Collected data entries
+===+

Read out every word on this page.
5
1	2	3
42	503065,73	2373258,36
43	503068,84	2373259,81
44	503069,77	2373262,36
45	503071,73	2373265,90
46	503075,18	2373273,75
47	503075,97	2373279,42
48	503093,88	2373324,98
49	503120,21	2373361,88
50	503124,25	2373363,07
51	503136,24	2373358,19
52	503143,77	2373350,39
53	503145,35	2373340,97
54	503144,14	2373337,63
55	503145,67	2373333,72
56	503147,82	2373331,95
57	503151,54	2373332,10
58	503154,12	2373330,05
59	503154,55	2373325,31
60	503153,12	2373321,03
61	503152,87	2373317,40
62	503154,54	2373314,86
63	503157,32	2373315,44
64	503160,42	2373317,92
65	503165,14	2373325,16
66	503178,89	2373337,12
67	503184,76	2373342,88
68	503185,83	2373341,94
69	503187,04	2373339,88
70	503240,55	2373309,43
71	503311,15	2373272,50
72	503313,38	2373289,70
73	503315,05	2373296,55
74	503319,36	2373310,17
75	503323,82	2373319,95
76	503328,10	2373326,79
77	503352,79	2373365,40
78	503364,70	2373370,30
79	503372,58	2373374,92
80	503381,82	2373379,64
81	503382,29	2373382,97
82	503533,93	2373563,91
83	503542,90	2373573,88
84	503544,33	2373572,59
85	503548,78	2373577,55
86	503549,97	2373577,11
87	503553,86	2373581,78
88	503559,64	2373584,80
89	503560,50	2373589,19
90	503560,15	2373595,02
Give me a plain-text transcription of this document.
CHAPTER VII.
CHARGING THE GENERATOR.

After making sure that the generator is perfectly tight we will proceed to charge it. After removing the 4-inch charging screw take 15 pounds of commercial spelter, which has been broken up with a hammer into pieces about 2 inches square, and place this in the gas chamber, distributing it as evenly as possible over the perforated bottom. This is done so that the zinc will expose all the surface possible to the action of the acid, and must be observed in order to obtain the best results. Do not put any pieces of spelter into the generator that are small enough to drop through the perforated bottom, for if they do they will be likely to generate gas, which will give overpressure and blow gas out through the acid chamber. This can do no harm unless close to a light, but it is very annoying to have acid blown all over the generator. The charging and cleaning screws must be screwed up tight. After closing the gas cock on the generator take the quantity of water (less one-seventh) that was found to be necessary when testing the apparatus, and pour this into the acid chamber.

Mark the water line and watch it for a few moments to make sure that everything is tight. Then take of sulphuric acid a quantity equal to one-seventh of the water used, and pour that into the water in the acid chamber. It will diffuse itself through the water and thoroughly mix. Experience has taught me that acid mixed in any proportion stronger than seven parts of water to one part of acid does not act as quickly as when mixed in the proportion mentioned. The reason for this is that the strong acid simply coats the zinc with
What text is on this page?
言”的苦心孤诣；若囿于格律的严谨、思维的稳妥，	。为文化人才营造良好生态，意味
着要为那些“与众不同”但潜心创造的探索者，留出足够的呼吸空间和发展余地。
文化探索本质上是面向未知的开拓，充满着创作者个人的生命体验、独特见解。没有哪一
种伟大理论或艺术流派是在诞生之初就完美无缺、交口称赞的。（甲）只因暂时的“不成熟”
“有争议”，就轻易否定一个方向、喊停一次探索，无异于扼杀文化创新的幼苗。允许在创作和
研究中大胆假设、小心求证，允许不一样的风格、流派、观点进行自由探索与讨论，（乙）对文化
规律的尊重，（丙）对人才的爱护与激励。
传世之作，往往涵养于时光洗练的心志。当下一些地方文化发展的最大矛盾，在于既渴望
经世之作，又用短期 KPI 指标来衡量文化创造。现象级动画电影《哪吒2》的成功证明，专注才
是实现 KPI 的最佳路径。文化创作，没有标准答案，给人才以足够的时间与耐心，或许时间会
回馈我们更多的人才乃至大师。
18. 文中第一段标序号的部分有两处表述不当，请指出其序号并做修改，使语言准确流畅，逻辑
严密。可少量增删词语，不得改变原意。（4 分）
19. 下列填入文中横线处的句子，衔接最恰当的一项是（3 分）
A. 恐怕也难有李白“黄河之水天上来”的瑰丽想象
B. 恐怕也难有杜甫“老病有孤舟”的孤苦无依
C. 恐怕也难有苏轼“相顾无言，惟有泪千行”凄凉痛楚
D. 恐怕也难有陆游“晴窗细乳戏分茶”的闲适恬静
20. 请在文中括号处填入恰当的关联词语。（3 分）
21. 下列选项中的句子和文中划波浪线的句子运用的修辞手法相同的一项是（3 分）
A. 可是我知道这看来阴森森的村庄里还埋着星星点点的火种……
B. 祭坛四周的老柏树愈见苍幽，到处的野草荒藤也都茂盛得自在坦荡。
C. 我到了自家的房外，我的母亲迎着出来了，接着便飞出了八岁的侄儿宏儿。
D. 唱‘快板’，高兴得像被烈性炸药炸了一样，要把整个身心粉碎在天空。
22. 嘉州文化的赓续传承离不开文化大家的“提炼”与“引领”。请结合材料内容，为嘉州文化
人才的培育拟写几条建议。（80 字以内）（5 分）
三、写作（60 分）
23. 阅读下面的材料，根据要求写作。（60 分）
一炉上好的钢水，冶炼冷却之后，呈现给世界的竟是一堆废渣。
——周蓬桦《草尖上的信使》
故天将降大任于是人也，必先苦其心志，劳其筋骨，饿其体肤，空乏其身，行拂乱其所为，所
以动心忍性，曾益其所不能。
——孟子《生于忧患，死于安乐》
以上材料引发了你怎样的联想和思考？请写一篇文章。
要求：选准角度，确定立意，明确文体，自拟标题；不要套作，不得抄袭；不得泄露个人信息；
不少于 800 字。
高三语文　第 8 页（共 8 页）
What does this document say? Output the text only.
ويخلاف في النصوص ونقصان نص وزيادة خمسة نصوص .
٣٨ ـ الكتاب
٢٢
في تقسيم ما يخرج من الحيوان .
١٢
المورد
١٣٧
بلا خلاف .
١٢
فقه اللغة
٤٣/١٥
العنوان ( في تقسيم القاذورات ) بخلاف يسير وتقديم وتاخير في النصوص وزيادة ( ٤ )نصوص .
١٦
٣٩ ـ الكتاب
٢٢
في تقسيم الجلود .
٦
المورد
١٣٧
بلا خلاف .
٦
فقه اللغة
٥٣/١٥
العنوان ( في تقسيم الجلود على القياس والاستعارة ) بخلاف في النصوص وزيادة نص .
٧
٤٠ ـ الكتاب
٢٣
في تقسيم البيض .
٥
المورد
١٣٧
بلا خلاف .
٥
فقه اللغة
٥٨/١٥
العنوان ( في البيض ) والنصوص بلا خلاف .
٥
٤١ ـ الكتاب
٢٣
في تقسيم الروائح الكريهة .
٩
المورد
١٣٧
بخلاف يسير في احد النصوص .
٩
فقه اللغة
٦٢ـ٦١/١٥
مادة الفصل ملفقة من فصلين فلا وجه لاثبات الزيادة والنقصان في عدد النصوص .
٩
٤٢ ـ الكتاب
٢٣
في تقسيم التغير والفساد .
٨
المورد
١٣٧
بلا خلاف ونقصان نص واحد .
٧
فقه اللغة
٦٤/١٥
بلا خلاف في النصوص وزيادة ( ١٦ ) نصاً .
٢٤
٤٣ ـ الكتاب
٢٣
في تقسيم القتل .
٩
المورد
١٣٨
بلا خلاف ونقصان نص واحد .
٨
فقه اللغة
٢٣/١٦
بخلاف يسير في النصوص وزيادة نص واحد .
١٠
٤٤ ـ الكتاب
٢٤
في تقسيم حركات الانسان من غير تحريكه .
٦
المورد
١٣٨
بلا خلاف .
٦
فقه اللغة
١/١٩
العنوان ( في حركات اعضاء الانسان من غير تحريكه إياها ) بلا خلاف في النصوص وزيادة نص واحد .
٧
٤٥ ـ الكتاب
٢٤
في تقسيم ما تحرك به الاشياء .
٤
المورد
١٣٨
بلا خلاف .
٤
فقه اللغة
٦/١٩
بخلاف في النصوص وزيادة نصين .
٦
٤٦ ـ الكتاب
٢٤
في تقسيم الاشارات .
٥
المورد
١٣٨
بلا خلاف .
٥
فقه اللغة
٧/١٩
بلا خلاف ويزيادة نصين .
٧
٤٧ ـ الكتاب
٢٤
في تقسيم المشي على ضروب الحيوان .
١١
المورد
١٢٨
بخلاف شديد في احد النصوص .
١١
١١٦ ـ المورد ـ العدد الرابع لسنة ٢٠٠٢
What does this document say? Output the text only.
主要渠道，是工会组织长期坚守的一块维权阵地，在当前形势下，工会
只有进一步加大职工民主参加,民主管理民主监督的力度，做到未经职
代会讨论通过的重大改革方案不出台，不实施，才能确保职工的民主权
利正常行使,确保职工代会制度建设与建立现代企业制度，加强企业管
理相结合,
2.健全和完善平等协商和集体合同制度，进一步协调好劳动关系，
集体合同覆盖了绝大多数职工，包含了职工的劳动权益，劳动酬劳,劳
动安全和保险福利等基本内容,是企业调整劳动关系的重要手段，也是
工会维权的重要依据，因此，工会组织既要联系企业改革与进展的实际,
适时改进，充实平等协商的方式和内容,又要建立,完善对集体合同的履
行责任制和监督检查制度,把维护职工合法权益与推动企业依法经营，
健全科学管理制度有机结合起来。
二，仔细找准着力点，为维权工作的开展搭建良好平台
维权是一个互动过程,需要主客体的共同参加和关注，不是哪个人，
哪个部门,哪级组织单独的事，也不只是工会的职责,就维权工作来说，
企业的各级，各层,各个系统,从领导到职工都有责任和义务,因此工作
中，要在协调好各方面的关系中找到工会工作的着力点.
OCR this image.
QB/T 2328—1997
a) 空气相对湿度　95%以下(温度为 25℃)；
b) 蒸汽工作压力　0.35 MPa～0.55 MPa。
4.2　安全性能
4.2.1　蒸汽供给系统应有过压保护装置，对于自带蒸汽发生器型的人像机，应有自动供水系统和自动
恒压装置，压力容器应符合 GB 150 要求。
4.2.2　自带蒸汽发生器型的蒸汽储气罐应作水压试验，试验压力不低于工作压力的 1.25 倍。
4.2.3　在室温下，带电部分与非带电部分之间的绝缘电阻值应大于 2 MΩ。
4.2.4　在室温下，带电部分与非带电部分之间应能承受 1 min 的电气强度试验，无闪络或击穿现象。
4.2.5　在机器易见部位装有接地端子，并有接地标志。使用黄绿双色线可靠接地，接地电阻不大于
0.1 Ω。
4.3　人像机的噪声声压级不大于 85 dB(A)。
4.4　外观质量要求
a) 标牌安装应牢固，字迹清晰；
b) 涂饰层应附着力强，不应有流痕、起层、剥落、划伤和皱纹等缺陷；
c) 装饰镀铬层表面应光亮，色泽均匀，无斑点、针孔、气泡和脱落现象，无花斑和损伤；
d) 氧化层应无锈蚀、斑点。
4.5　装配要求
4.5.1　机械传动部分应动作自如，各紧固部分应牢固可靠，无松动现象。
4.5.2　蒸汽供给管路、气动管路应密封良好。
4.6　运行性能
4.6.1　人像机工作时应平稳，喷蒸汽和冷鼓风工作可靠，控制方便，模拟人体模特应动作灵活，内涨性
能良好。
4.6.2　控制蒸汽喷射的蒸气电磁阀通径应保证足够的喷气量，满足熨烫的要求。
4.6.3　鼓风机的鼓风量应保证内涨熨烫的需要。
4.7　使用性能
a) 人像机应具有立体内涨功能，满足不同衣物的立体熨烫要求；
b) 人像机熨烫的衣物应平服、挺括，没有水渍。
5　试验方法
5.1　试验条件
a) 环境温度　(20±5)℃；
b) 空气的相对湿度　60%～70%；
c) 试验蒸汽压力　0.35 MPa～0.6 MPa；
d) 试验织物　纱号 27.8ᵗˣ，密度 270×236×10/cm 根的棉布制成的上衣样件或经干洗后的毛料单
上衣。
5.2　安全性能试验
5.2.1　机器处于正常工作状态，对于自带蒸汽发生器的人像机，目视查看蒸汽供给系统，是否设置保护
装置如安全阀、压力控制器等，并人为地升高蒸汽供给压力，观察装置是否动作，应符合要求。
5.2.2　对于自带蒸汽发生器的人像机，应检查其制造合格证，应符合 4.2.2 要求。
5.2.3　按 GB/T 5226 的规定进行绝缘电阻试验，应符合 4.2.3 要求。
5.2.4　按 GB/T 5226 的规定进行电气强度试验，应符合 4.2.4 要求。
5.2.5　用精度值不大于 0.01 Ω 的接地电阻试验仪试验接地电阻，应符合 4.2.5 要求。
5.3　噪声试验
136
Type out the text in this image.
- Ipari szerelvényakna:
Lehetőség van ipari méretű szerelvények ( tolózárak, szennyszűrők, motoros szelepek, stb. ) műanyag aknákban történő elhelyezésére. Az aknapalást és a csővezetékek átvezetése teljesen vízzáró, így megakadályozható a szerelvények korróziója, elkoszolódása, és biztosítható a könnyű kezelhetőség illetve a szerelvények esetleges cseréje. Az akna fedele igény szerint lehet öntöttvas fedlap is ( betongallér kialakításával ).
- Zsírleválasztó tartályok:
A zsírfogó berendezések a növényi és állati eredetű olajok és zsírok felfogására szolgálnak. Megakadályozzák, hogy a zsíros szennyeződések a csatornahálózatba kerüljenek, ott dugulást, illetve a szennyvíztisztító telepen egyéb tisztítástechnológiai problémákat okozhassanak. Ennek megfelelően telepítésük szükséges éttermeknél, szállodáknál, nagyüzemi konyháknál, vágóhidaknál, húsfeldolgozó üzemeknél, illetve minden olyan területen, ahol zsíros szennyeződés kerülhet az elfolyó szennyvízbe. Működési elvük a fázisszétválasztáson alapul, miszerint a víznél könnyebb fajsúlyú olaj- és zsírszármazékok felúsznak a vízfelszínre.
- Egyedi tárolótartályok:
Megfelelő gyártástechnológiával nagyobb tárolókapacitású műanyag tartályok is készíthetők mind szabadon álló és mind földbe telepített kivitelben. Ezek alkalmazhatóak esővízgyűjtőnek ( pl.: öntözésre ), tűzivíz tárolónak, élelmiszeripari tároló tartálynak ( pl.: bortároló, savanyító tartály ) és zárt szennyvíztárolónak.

+===+

== GOAL ==
Copy down every line of the material above that includes the string "بخلاف".

== SOLUTION FOR THIS EXERCISE ==
العنوان ( في تقسيم القاذورات ) بخلاف يسير وتقديم وتاخير في النصوص وزيادة ( ٤ )نصوص .
العنوان ( في تقسيم الجلود على القياس والاستعارة ) بخلاف في النصوص وزيادة نص .
بخلاف يسير في احد النصوص .
بخلاف يسير في النصوص وزيادة نص واحد .
بخلاف في النصوص وزيادة نصين .
بخلاف شديد في احد النصوص .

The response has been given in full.